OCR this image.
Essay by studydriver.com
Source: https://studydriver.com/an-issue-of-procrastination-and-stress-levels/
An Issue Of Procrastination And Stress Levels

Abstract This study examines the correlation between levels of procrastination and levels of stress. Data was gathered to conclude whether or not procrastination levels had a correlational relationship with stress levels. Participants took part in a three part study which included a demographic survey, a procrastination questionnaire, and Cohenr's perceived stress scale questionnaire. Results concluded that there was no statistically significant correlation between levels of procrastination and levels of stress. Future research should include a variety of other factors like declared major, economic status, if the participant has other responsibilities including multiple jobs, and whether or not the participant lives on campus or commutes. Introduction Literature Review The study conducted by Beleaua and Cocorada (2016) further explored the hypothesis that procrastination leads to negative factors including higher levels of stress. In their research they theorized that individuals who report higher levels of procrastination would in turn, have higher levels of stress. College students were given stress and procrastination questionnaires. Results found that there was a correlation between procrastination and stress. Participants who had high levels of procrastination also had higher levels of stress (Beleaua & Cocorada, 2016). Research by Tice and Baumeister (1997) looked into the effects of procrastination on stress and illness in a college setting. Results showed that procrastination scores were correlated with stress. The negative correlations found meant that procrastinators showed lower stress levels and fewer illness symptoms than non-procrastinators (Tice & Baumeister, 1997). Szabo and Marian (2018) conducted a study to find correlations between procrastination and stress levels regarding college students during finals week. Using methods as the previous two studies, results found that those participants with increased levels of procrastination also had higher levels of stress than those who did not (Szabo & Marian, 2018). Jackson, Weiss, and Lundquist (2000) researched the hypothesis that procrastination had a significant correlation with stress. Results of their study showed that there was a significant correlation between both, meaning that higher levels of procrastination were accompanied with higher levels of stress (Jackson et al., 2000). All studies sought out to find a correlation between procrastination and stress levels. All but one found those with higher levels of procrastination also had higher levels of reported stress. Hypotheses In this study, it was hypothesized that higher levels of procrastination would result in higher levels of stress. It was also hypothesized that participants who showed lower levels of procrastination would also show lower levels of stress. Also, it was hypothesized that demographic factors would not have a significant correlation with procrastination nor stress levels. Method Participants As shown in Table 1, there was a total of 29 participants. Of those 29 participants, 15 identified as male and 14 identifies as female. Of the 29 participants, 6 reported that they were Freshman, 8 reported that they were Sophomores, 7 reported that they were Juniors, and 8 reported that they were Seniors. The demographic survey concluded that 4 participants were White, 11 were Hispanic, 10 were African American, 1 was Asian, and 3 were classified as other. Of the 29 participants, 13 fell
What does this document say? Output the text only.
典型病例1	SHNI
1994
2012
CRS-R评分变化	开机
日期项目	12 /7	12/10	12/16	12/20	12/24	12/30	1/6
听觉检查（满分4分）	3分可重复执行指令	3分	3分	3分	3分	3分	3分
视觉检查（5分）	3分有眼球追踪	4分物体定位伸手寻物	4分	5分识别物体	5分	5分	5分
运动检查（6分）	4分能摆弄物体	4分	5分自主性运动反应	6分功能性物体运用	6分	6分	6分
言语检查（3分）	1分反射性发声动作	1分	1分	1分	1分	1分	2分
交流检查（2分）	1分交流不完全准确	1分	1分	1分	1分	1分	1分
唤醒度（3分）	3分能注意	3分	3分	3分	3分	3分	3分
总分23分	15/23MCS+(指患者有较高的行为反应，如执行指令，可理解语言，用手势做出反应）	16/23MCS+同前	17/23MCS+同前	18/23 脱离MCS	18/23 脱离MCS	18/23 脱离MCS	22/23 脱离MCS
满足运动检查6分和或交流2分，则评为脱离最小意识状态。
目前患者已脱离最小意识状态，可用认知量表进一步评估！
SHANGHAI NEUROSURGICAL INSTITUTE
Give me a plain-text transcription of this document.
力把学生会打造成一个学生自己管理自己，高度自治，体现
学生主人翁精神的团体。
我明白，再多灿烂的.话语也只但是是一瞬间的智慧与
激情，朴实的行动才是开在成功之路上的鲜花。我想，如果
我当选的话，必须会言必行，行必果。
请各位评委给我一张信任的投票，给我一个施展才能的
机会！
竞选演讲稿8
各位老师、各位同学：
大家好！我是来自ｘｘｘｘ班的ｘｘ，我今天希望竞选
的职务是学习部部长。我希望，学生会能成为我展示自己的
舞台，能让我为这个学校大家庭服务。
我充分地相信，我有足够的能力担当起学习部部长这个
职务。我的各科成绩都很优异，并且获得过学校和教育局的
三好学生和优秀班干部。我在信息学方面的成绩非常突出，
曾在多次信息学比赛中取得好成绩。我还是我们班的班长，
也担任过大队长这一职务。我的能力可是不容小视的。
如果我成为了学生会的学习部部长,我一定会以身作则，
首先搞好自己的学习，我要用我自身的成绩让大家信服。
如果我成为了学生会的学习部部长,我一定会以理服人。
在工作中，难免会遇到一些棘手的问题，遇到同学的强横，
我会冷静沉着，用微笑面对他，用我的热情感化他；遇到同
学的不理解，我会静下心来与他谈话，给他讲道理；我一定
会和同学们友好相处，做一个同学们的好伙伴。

------

#### [What is required]
Using the listing, collect all lines in which the string "如果我成为了学生会的学习部部长" is found.

#### [Response for this exercise]
如果我成为了学生会的学习部部长,我一定会以身作则，
如果我成为了学生会的学习部部长,我一定会以理服人。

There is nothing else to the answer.